▸ What is required:
Where a line contains the word "cuatro", copy that line in full.

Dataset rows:
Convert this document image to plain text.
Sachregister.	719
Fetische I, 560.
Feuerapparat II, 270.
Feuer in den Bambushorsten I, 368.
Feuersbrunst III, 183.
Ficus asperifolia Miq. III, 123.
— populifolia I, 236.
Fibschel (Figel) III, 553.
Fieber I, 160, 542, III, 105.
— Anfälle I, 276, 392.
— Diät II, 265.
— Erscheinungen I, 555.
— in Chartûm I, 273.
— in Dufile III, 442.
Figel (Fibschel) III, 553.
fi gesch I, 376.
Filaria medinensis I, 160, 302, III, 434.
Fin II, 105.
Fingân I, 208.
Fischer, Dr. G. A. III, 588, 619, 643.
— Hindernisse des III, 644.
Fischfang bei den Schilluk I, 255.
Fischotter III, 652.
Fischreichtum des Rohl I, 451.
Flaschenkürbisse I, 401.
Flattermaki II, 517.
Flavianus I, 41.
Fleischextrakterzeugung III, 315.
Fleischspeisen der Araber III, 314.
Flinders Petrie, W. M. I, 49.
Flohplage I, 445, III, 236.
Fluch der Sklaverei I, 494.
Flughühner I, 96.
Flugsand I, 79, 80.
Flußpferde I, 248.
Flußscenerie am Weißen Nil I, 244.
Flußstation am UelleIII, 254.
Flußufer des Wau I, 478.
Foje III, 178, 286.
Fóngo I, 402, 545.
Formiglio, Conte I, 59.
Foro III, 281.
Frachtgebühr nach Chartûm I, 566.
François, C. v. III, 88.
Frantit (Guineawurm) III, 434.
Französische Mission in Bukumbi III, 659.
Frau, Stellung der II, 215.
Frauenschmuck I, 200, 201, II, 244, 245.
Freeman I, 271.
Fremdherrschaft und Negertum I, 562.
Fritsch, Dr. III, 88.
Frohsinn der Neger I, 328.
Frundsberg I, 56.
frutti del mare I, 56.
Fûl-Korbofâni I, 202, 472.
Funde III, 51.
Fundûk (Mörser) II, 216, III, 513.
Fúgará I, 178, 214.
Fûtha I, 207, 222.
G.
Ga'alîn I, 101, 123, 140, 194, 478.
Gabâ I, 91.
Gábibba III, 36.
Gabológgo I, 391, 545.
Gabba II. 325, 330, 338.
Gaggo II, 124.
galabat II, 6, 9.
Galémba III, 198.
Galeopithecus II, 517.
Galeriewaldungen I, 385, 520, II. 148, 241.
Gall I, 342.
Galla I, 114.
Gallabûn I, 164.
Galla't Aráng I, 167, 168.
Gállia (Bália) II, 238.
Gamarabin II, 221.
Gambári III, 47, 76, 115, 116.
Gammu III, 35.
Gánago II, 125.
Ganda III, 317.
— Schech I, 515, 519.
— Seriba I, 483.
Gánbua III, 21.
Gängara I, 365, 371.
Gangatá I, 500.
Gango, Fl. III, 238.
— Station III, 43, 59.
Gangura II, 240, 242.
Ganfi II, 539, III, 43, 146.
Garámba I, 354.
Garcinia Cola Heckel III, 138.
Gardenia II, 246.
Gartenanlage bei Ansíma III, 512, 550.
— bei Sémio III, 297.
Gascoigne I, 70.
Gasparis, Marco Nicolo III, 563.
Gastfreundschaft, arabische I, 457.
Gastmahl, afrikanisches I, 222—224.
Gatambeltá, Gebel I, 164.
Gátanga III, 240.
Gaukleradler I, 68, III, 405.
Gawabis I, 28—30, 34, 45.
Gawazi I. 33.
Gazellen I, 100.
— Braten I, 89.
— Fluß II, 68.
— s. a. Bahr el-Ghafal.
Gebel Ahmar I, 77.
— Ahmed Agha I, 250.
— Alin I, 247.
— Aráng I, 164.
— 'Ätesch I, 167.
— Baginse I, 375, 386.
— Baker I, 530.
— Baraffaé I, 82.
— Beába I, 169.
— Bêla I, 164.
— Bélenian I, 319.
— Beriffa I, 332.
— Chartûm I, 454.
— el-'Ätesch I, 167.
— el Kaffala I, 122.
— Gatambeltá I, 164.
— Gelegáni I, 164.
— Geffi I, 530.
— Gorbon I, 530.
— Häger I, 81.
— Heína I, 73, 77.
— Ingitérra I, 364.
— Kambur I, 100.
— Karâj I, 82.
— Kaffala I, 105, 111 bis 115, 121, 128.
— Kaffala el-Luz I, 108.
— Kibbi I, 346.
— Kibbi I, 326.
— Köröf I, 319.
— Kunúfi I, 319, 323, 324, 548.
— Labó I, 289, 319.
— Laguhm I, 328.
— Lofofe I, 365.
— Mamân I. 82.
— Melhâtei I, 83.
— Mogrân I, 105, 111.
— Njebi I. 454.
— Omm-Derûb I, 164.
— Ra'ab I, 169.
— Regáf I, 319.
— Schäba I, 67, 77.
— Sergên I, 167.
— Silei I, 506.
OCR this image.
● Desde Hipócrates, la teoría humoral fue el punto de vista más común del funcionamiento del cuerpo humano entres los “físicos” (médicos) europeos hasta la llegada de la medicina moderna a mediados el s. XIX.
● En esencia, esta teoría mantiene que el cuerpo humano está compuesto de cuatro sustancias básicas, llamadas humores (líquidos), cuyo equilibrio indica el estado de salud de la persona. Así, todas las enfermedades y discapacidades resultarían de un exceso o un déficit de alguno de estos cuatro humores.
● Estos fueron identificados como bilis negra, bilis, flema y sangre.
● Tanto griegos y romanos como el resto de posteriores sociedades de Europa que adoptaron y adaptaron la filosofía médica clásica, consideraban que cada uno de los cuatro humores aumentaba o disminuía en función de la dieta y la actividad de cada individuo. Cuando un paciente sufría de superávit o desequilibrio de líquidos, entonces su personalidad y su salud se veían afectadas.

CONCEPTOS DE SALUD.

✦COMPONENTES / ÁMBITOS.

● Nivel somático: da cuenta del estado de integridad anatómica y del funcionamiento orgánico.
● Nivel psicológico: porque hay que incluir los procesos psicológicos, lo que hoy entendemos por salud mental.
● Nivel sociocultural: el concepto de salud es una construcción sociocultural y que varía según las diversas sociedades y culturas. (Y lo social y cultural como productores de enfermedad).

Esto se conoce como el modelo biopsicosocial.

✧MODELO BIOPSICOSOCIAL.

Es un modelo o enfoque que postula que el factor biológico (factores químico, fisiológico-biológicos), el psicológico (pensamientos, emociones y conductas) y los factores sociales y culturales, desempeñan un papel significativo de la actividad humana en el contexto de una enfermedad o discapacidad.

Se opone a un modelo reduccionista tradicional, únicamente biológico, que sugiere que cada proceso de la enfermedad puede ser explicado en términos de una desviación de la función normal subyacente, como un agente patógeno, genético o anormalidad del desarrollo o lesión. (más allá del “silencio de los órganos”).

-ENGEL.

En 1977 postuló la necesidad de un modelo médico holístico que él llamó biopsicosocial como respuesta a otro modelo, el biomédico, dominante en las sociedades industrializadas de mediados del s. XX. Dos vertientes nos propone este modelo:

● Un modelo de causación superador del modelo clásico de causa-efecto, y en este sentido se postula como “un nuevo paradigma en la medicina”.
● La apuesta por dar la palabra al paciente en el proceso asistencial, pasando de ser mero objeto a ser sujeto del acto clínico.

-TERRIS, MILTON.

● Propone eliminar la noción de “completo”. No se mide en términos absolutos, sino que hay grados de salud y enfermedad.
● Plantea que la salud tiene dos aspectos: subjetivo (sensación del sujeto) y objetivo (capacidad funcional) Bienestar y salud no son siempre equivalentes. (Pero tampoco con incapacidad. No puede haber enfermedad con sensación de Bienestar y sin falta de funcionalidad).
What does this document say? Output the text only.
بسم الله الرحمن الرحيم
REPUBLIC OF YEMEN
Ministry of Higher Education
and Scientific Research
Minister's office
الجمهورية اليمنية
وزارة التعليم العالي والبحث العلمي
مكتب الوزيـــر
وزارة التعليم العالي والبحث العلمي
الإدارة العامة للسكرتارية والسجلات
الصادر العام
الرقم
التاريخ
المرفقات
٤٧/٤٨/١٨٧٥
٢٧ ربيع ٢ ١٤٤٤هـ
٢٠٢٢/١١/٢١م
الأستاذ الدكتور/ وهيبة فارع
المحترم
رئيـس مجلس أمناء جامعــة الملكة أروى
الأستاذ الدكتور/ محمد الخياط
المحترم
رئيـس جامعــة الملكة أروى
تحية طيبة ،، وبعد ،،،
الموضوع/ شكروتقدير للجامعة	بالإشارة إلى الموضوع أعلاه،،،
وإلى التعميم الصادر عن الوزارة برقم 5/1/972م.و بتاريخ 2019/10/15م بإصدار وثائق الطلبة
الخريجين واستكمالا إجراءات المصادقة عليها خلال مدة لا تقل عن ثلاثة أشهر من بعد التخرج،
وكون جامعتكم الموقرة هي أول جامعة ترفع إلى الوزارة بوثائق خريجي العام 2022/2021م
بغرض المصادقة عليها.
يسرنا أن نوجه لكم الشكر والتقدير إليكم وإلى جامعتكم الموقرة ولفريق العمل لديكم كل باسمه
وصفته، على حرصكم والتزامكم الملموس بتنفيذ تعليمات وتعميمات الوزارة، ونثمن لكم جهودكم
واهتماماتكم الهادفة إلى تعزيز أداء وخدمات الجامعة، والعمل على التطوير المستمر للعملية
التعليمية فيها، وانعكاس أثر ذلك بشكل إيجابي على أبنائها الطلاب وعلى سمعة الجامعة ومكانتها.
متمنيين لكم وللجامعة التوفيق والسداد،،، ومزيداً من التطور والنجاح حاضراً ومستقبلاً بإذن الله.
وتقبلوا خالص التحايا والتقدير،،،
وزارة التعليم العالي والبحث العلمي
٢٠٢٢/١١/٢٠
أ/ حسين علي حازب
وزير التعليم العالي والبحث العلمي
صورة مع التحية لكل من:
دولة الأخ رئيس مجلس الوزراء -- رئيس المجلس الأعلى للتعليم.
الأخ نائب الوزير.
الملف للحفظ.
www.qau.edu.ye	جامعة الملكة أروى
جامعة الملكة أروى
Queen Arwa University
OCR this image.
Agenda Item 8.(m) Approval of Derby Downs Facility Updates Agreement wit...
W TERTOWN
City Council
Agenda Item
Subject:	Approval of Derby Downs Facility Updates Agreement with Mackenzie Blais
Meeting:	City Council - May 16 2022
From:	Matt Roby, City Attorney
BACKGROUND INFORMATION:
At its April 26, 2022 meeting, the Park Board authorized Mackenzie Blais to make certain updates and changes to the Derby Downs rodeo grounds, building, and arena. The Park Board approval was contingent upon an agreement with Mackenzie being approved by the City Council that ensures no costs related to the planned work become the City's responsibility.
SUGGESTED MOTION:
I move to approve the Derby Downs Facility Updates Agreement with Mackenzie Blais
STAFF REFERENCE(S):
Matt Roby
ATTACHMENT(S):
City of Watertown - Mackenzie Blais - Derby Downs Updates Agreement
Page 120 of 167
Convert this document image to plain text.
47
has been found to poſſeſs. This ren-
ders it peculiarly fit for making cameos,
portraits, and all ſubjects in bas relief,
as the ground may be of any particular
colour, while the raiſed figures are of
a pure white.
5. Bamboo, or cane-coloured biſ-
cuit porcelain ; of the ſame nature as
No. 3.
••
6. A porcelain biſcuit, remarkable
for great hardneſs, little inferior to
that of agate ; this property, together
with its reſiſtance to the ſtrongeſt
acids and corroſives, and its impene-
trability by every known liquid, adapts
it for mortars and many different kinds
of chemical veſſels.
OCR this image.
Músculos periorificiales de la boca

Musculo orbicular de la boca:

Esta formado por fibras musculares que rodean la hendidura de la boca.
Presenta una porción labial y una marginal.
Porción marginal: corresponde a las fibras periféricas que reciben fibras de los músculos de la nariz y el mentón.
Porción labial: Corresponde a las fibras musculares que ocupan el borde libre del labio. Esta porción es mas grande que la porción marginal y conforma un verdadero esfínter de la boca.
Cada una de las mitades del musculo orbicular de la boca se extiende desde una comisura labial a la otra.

▸ Result of this task:
● En esencia, esta teoría mantiene que el cuerpo humano está compuesto de cuatro sustancias básicas, llamadas humores (líquidos), cuyo equilibrio indica el estado de salud de la persona. Así, todas las enfermedades y discapacidades resultarían de un exceso o un déficit de alguno de estos cuatro humores.
● Tanto griegos y romanos como el resto de posteriores sociedades de Europa que adoptaron y adaptaron la filosofía médica clásica, consideraban que cada uno de los cuatro humores aumentaba o disminuía en función de la dieta y la actividad de cada individuo. Cuando un paciente sufría de superávit o desequilibrio de líquidos, entonces su personalidad y su salud se veían afectadas.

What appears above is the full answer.